Excerpt from a dataset
────────────────────

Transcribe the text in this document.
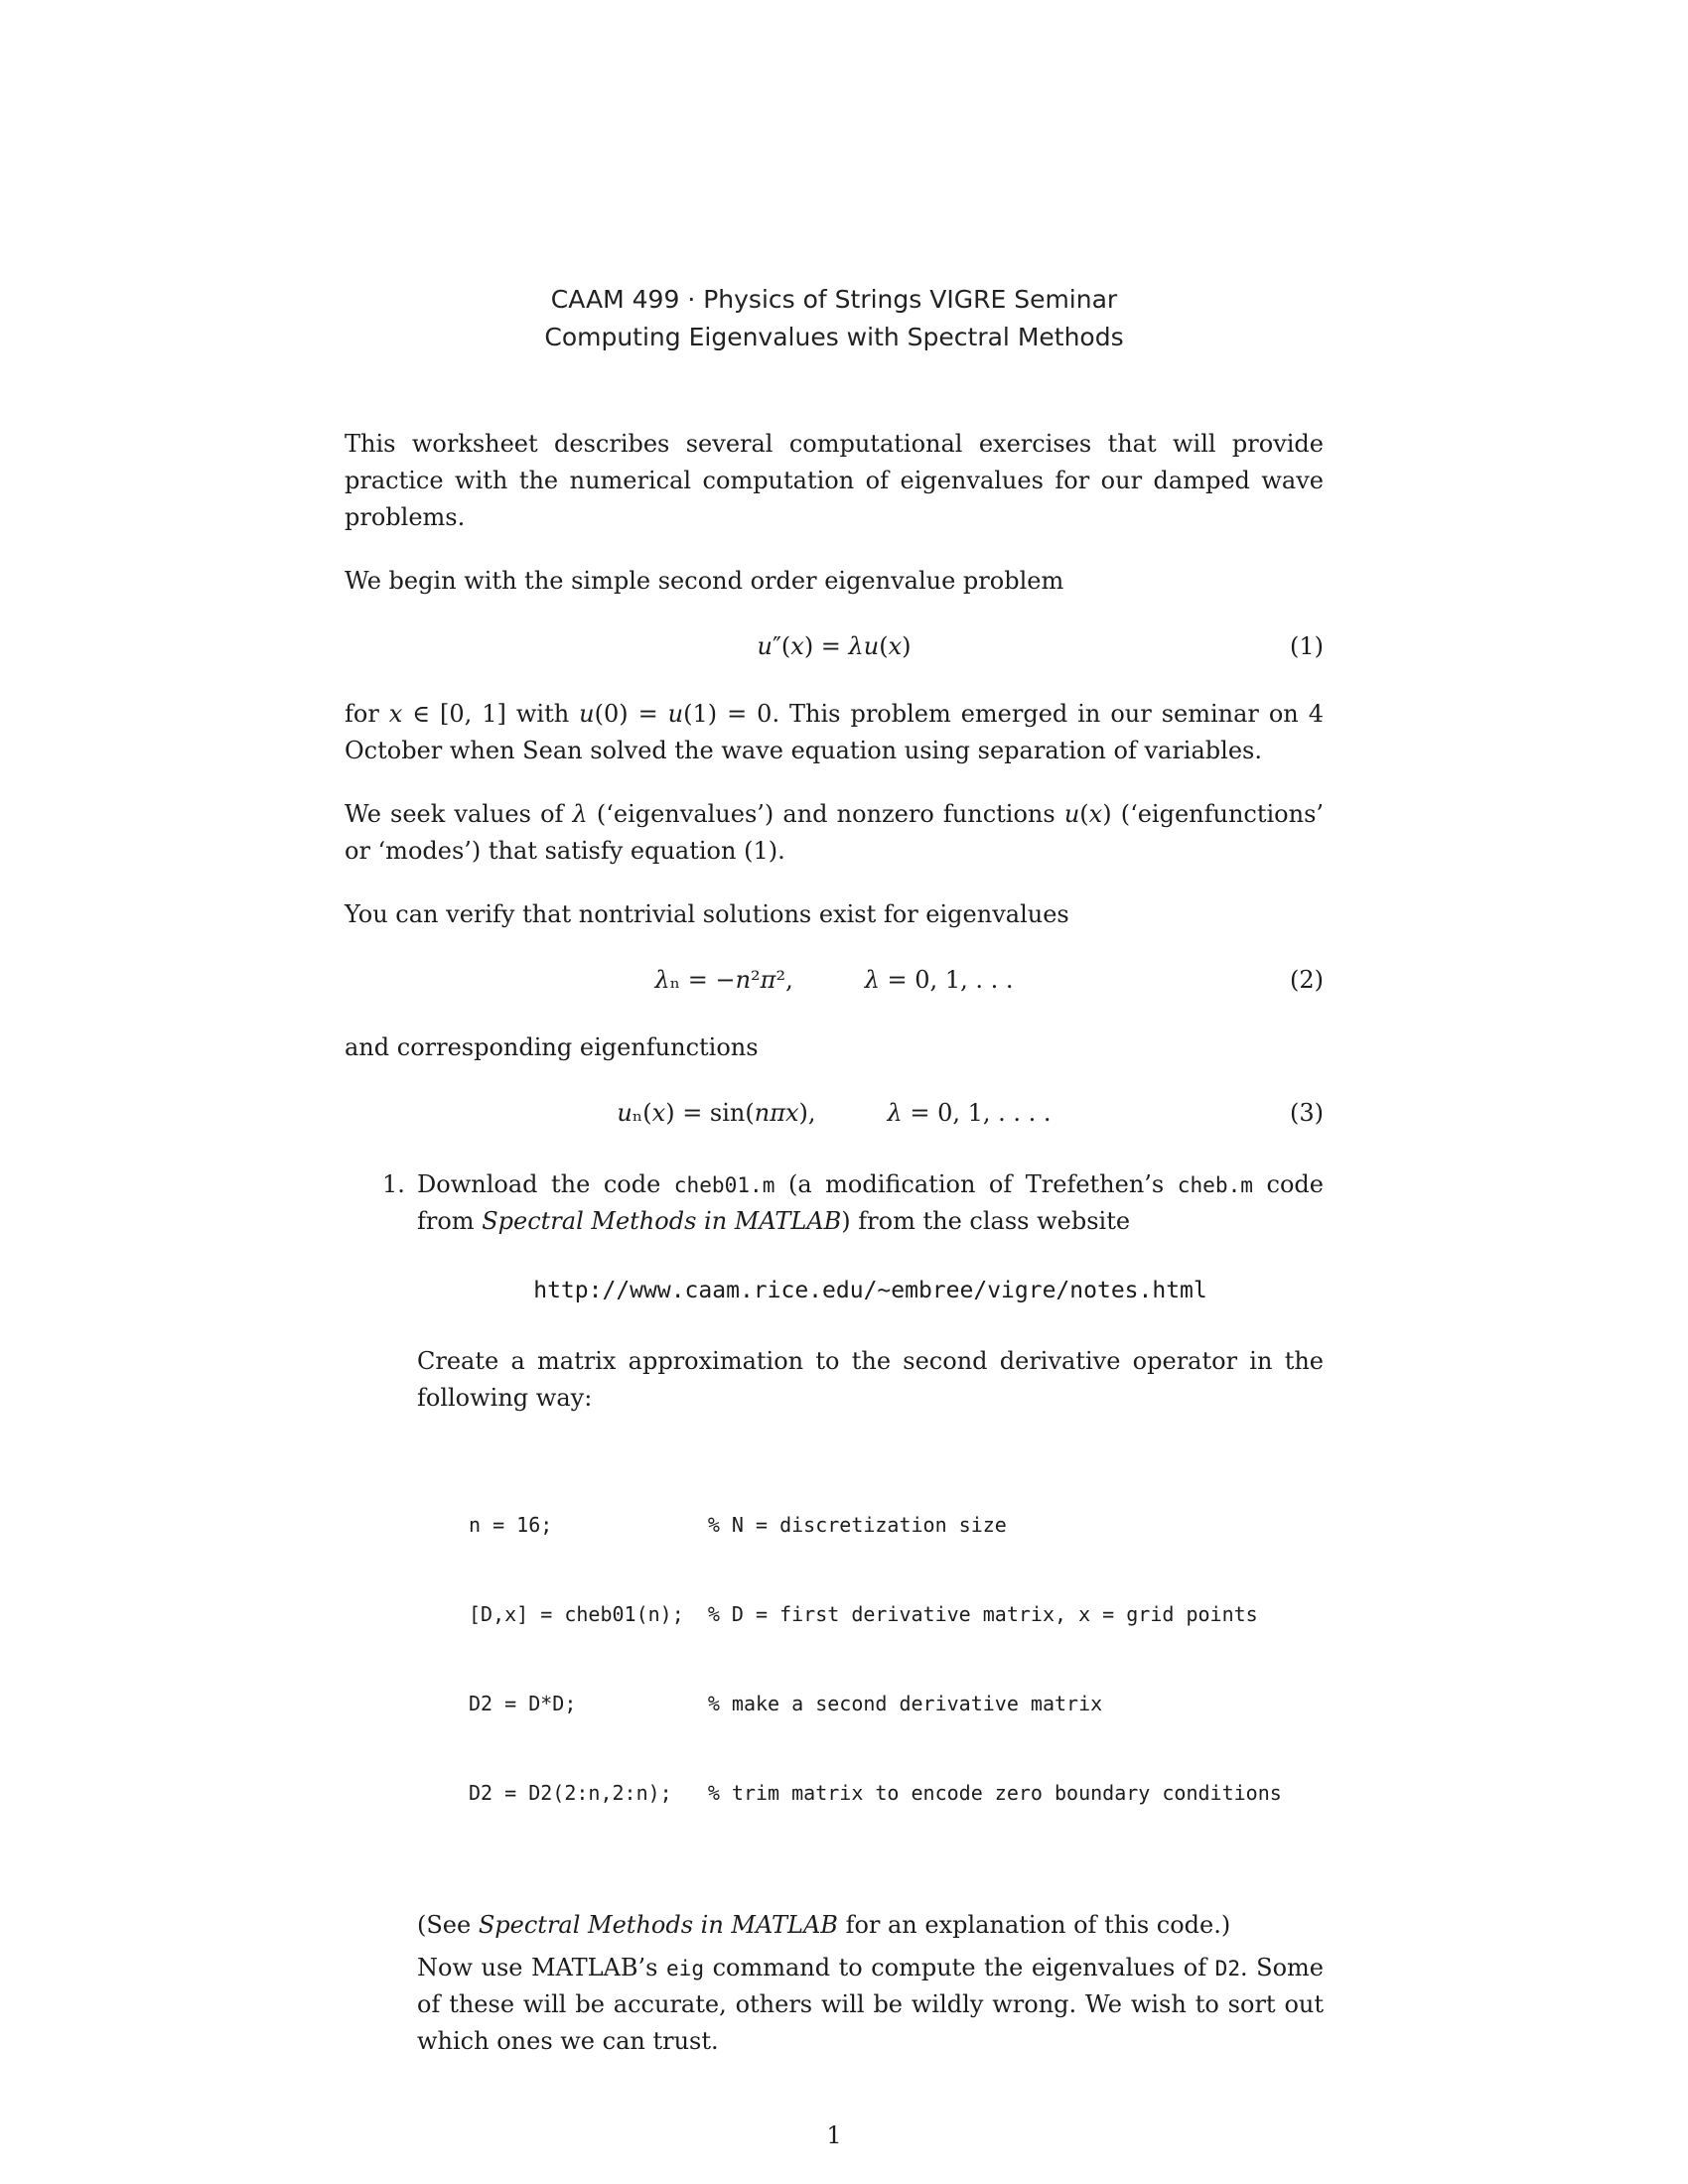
CAAM 499 · Physics of Strings VIGRE Seminar
Computing Eigenvalues with Spectral Methods

This worksheet describes several computational exercises that will provide practice with the numerical computation of eigenvalues for our damped wave problems.

We begin with the simple second order eigenvalue problem

u″(x) = λu(x)	(1)

for x ∈ [0, 1] with u(0) = u(1) = 0. This problem emerged in our seminar on 4 October when Sean solved the wave equation using separation of variables.

We seek values of λ (‘eigenvalues’) and nonzero functions u(x) (‘eigenfunctions’ or ‘modes’) that satisfy equation (1).

You can verify that nontrivial solutions exist for eigenvalues

λₙ = −n²π²,   	λ = 0, 1, . . .	(2)

and corresponding eigenfunctions

uₙ(x) = sin(nπx),   	λ = 0, 1, . . . .	(3)
1. Download the code cheb01.m (a modification of Trefethen’s cheb.m code from Spectral Methods in MATLAB) from the class website

http://www.caam.rice.edu/~embree/vigre/notes.html

Create a matrix approximation to the second derivative operator in the following way:

n = 16;             % N = discretization size

[D,x] = cheb01(n);  % D = first derivative matrix, x = grid points

D2 = D*D;           % make a second derivative matrix

D2 = D2(2:n,2:n);   % trim matrix to encode zero boundary conditions

(See Spectral Methods in MATLAB for an explanation of this code.)

Now use MATLAB’s eig command to compute the eigenvalues of D2. Some of these will be accurate, others will be wildly wrong. We wish to sort out which ones we can trust.

1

────────────────────

### What the exercise asks
From the data, list each line in which the string "MATLAB" appears.

### Written response
1. Download the code cheb01.m (a modification of Trefethen’s cheb.m code from Spectral Methods in MATLAB) from the class website
(See Spectral Methods in MATLAB for an explanation of this code.)
Now use MATLAB’s eig command to compute the eigenvalues of D2. Some of these will be accurate, others will be wildly wrong. We wish to sort out which ones we can trust.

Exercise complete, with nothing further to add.